THE PROBLEM
Locate the string "type" throughout the material and copy every line in which it occurs.

-- START RECORDS SHOWN --

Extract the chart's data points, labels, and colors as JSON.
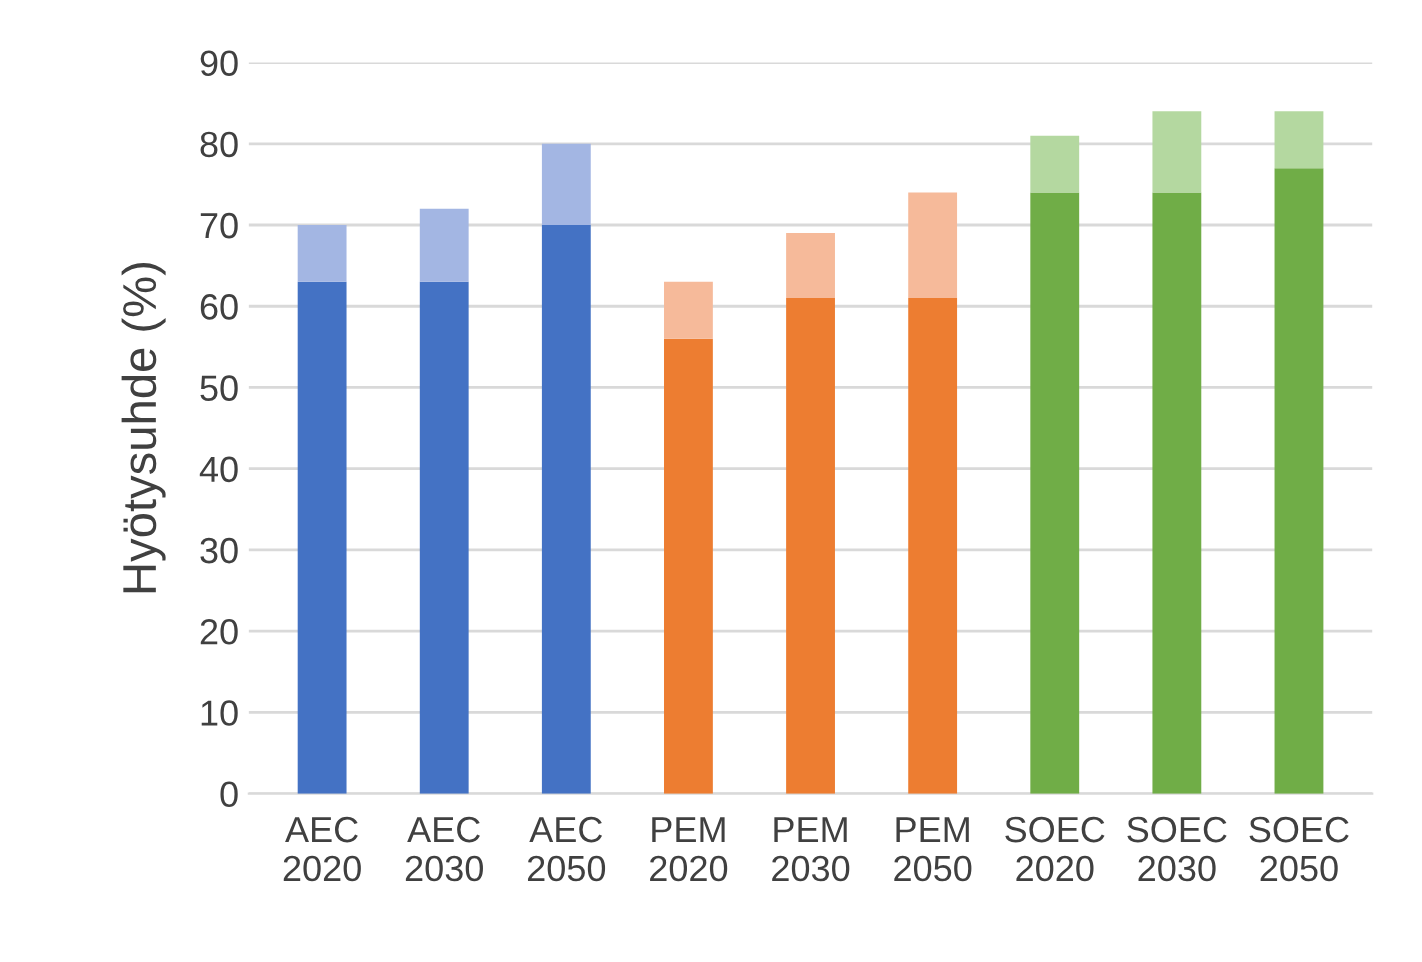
{
  "chart_data": {
    "type": "bar",
    "stacked": true,
    "ylabel": "Hyötysuhde (%)",
    "categories": [
      "AEC\n2020",
      "AEC\n2030",
      "AEC\n2050",
      "PEM\n2020",
      "PEM\n2030",
      "PEM\n2050",
      "SOEC\n2020",
      "SOEC\n2030",
      "SOEC\n2050"
    ],
    "series": [
      {
        "colors": [
          "#4472c4",
          "#4472c4",
          "#4472c4",
          "#ed7d31",
          "#ed7d31",
          "#ed7d31",
          "#70ad47",
          "#70ad47",
          "#70ad47"
        ],
        "values": [
          63,
          63,
          70,
          56,
          61,
          61,
          74,
          74,
          77
        ]
      },
      {
        "colors": [
          "#a3b6e3",
          "#a3b6e3",
          "#a3b6e3",
          "#f6ba9a",
          "#f6ba9a",
          "#f6ba9a",
          "#b4d8a0",
          "#b4d8a0",
          "#b4d8a0"
        ],
        "values": [
          7,
          9,
          10,
          7,
          8,
          13,
          7,
          10,
          7
        ]
      }
    ],
    "ylim": [
      0,
      90
    ],
    "yticks": [
      0,
      10,
      20,
      30,
      40,
      50,
      60,
      70,
      80,
      90
    ],
    "grid": "y",
    "legend": false
  }
}
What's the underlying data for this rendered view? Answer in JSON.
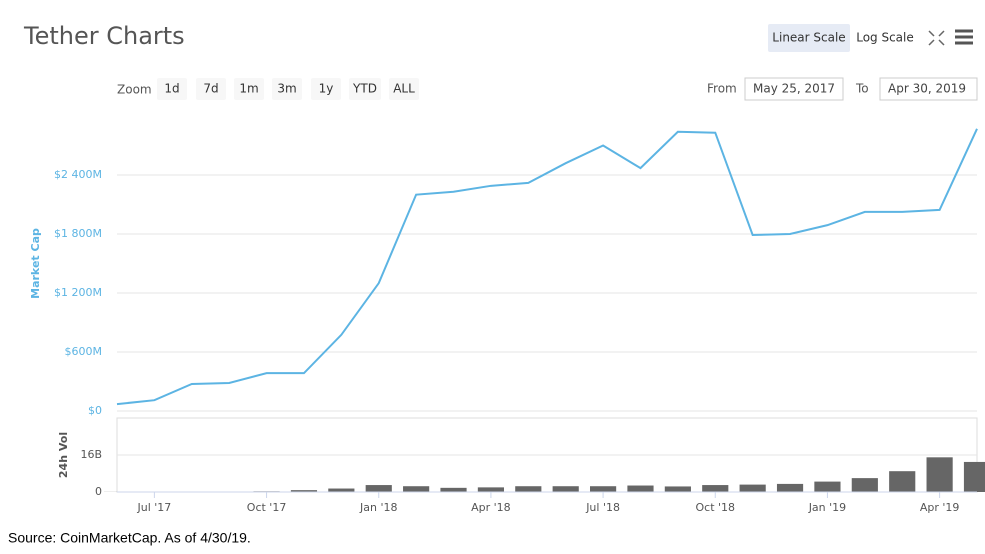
{
  "header": {
    "title": "Tether Charts",
    "scale_buttons": [
      "Linear Scale",
      "Log Scale"
    ]
  },
  "zoom": {
    "label": "Zoom",
    "buttons": [
      "1d",
      "7d",
      "1m",
      "3m",
      "1y",
      "YTD",
      "ALL"
    ]
  },
  "range": {
    "from_label": "From",
    "from": "May 25, 2017",
    "to_label": "To",
    "to": "Apr 30, 2019"
  },
  "footnote": "Source:  CoinMarketCap.  As  of  4/30/19.",
  "chart_data": [
    {
      "type": "line",
      "y_label": "Market Cap",
      "color": "#5cb4e3",
      "x": [
        "2017-06",
        "2017-07",
        "2017-08",
        "2017-09",
        "2017-10",
        "2017-11",
        "2017-12",
        "2018-01",
        "2018-02",
        "2018-03",
        "2018-04",
        "2018-05",
        "2018-06",
        "2018-07",
        "2018-08",
        "2018-09",
        "2018-10",
        "2018-11",
        "2018-12",
        "2019-01",
        "2019-02",
        "2019-03",
        "2019-04",
        "2019-05"
      ],
      "values": [
        70,
        110,
        275,
        285,
        385,
        385,
        775,
        1300,
        2200,
        2230,
        2290,
        2320,
        2520,
        2700,
        2470,
        2840,
        2830,
        1790,
        1800,
        1890,
        2025,
        2025,
        2045,
        2870
      ],
      "xlim": [
        "2017-06",
        "2019-05"
      ],
      "ylim": [
        0,
        3000
      ],
      "yticks": [
        {
          "value": 0,
          "label": "$0"
        },
        {
          "value": 600,
          "label": "$600M"
        },
        {
          "value": 1200,
          "label": "$1 200M"
        },
        {
          "value": 1800,
          "label": "$1 800M"
        },
        {
          "value": 2400,
          "label": "$2 400M"
        }
      ],
      "grid": true
    },
    {
      "type": "bar",
      "y_label": "24h Vol",
      "color": "#666666",
      "x": [
        "2017-06",
        "2017-07",
        "2017-08",
        "2017-09",
        "2017-10",
        "2017-11",
        "2017-12",
        "2018-01",
        "2018-02",
        "2018-03",
        "2018-04",
        "2018-05",
        "2018-06",
        "2018-07",
        "2018-08",
        "2018-09",
        "2018-10",
        "2018-11",
        "2018-12",
        "2019-01",
        "2019-02",
        "2019-03",
        "2019-04",
        "2019-05"
      ],
      "values": [
        0.05,
        0.1,
        0.15,
        0.2,
        0.3,
        0.8,
        1.5,
        3,
        2.5,
        1.8,
        2,
        2.5,
        2.5,
        2.5,
        2.8,
        2.4,
        3,
        3.2,
        3.5,
        4.5,
        6,
        9,
        15,
        13
      ],
      "xlim": [
        "2017-06",
        "2019-05"
      ],
      "ylim": [
        0,
        32
      ],
      "yticks": [
        0,
        {
          "value": 16,
          "label": "16B"
        }
      ],
      "xticks": [
        {
          "value": "2017-07",
          "label": "Jul '17"
        },
        {
          "value": "2017-10",
          "label": "Oct '17"
        },
        {
          "value": "2018-01",
          "label": "Jan '18"
        },
        {
          "value": "2018-04",
          "label": "Apr '18"
        },
        {
          "value": "2018-07",
          "label": "Jul '18"
        },
        {
          "value": "2018-10",
          "label": "Oct '18"
        },
        {
          "value": "2019-01",
          "label": "Jan '19"
        },
        {
          "value": "2019-04",
          "label": "Apr '19"
        }
      ],
      "grid": true
    }
  ]
}
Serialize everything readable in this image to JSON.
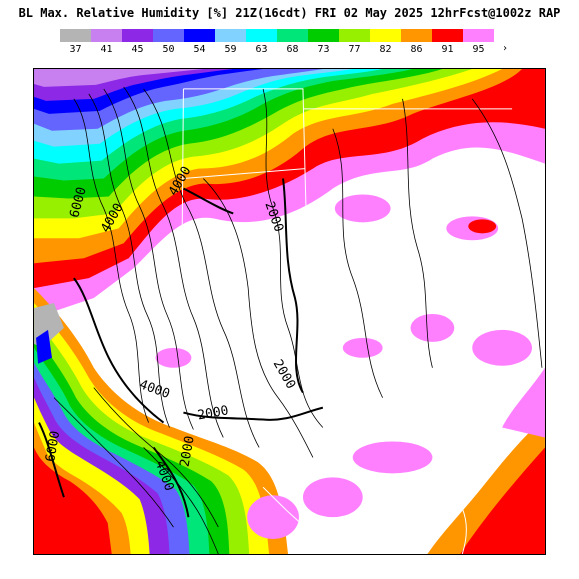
{
  "title": "BL Max. Relative Humidity [%] 21Z(16cdt) FRI 02 May 2025 12hrFcst@1002z RAP",
  "legend": {
    "levels": [
      "37",
      "41",
      "45",
      "50",
      "54",
      "59",
      "63",
      "68",
      "73",
      "77",
      "82",
      "86",
      "91",
      "95"
    ],
    "colors": [
      "#b4b4b4",
      "#c880f0",
      "#8c28e6",
      "#6464ff",
      "#0000ff",
      "#82d2ff",
      "#00ffff",
      "#00e678",
      "#00cc00",
      "#96f000",
      "#ffff00",
      "#ff9600",
      "#ff0000",
      "#ff80ff"
    ],
    "more_marker": "›"
  },
  "map": {
    "contour_labels": [
      "6000",
      "4000",
      "4000",
      "2000",
      "2000",
      "2000",
      "4000",
      "2000",
      "6000",
      "4000"
    ]
  }
}
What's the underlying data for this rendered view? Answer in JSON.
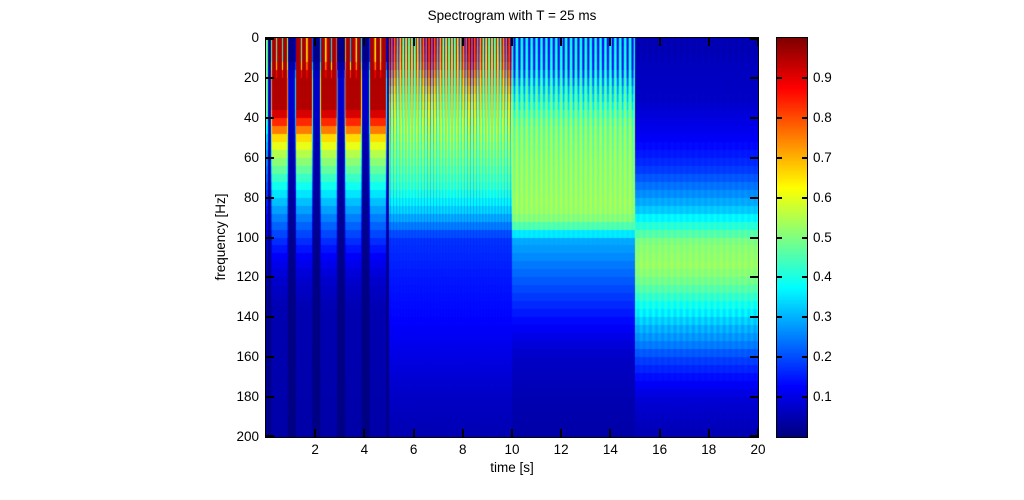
{
  "figure": {
    "title": "Spectrogram with T = 25 ms",
    "background_color": "#ffffff",
    "axis_color": "#000000"
  },
  "axes": {
    "xlabel": "time [s]",
    "ylabel": "frequency [Hz]",
    "x_ticks": [
      2,
      4,
      6,
      8,
      10,
      12,
      14,
      16,
      18,
      20
    ],
    "y_ticks": [
      0,
      20,
      40,
      60,
      80,
      100,
      120,
      140,
      160,
      180,
      200
    ],
    "x_range": [
      0,
      20
    ],
    "y_range": [
      0,
      200
    ],
    "y_axis_reversed": true
  },
  "colorbar": {
    "ticks": [
      0.1,
      0.2,
      0.3,
      0.4,
      0.5,
      0.6,
      0.7,
      0.8,
      0.9
    ],
    "value_range": [
      0,
      1
    ],
    "colormap": "jet",
    "top_color": "#800000",
    "bottom_color": "#000080"
  },
  "chart_data": {
    "type": "heatmap",
    "title": "Spectrogram with T = 25 ms",
    "xlabel": "time [s]",
    "ylabel": "frequency [Hz]",
    "x_range": [
      0,
      20
    ],
    "y_range": [
      0,
      200
    ],
    "y_axis_reversed": true,
    "value_range": [
      0,
      1
    ],
    "colormap": "jet",
    "freq_bin_hz": 4,
    "description": "STFT magnitude (window T = 25 ms) of a stepped-tone signal; four 5-second segments with energy moving from low frequencies (0-40 Hz, pulsed, ~1 values) toward a ~100-125 Hz band (~0.5 values) as time increases",
    "edge_column": {
      "t_max": 0.1,
      "scale": 0.5
    },
    "segments": [
      {
        "t_start": 0,
        "t_end": 5,
        "pattern": "pulsed clusters ~1 s apart, 3 sub-bars per cluster, deep red core 0-40 Hz fading to dark blue by 130 Hz",
        "cluster_period": 1.0,
        "cluster_window": [
          0.24,
          0.86
        ],
        "bars": [
          [
            0.24,
            0.4
          ],
          [
            0.47,
            0.63
          ],
          [
            0.7,
            0.86
          ]
        ],
        "envelope": [
          [
            0,
            0.96
          ],
          [
            36,
            0.95
          ],
          [
            44,
            0.8
          ],
          [
            50,
            0.66
          ],
          [
            57,
            0.56
          ],
          [
            65,
            0.48
          ],
          [
            73,
            0.4
          ],
          [
            80,
            0.33
          ],
          [
            90,
            0.25
          ],
          [
            100,
            0.18
          ],
          [
            110,
            0.12
          ],
          [
            120,
            0.08
          ],
          [
            135,
            0.05
          ],
          [
            200,
            0.04
          ]
        ],
        "cluster_depth": [
          [
            0,
            0.92
          ],
          [
            200,
            0.92
          ]
        ],
        "bar_depth": [
          [
            0,
            0.85
          ],
          [
            10,
            0.85
          ],
          [
            20,
            0.0
          ],
          [
            200,
            0.0
          ]
        ]
      },
      {
        "t_start": 5,
        "t_end": 10,
        "pattern": "fine vertical stripes ~0.125 s period; red top, yellow to ~65 Hz, cyan to ~95 Hz, blue below",
        "stripe_period": 0.125,
        "stripe_sharpness": 0.5,
        "envelope": [
          [
            0,
            0.95
          ],
          [
            12,
            0.93
          ],
          [
            20,
            0.82
          ],
          [
            30,
            0.72
          ],
          [
            40,
            0.66
          ],
          [
            48,
            0.62
          ],
          [
            58,
            0.56
          ],
          [
            65,
            0.52
          ],
          [
            75,
            0.46
          ],
          [
            85,
            0.36
          ],
          [
            92,
            0.28
          ],
          [
            100,
            0.18
          ],
          [
            120,
            0.15
          ],
          [
            140,
            0.13
          ],
          [
            160,
            0.1
          ],
          [
            180,
            0.07
          ],
          [
            200,
            0.05
          ]
        ],
        "stripe_depth": [
          [
            0,
            1.0
          ],
          [
            20,
            0.85
          ],
          [
            40,
            0.6
          ],
          [
            60,
            0.38
          ],
          [
            80,
            0.25
          ],
          [
            95,
            0.12
          ],
          [
            110,
            0.05
          ],
          [
            200,
            0.03
          ]
        ]
      },
      {
        "t_start": 10,
        "t_end": 15,
        "pattern": "stripes ~0.2 s period; cyan/dark-blue top, green-yellow block 30-95 Hz, blue gradient below",
        "stripe_period": 0.2,
        "stripe_sharpness": 0.75,
        "envelope": [
          [
            0,
            0.42
          ],
          [
            15,
            0.44
          ],
          [
            25,
            0.48
          ],
          [
            35,
            0.52
          ],
          [
            45,
            0.55
          ],
          [
            85,
            0.55
          ],
          [
            90,
            0.52
          ],
          [
            95,
            0.45
          ],
          [
            100,
            0.3
          ],
          [
            110,
            0.26
          ],
          [
            120,
            0.22
          ],
          [
            130,
            0.18
          ],
          [
            140,
            0.14
          ],
          [
            150,
            0.1
          ],
          [
            160,
            0.07
          ],
          [
            180,
            0.05
          ],
          [
            200,
            0.04
          ]
        ],
        "stripe_depth": [
          [
            0,
            0.85
          ],
          [
            15,
            0.8
          ],
          [
            25,
            0.5
          ],
          [
            40,
            0.25
          ],
          [
            60,
            0.15
          ],
          [
            80,
            0.1
          ],
          [
            95,
            0.05
          ],
          [
            105,
            0.0
          ],
          [
            200,
            0.0
          ]
        ]
      },
      {
        "t_start": 15,
        "t_end": 20,
        "pattern": "nearly uniform; dark navy above 30 Hz region, light-green band ~100-125 Hz, blue below 150 Hz",
        "stripe_period": 0.25,
        "stripe_sharpness": 1,
        "envelope": [
          [
            0,
            0.06
          ],
          [
            30,
            0.07
          ],
          [
            50,
            0.12
          ],
          [
            65,
            0.18
          ],
          [
            75,
            0.25
          ],
          [
            85,
            0.32
          ],
          [
            92,
            0.4
          ],
          [
            98,
            0.47
          ],
          [
            103,
            0.52
          ],
          [
            115,
            0.54
          ],
          [
            122,
            0.5
          ],
          [
            130,
            0.44
          ],
          [
            138,
            0.38
          ],
          [
            145,
            0.32
          ],
          [
            152,
            0.27
          ],
          [
            160,
            0.2
          ],
          [
            170,
            0.14
          ],
          [
            180,
            0.09
          ],
          [
            200,
            0.05
          ]
        ],
        "stripe_depth": [
          [
            0,
            0.3
          ],
          [
            8,
            0.3
          ],
          [
            14,
            0.05
          ],
          [
            128,
            0.05
          ],
          [
            132,
            0.1
          ],
          [
            148,
            0.1
          ],
          [
            154,
            0.05
          ],
          [
            200,
            0.05
          ]
        ]
      }
    ]
  }
}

-- END RECORDS SHOWN --

OUTPUT
    "type": "bar",
      "type": "line",
      "type": "bar",
    "type": "heatmap",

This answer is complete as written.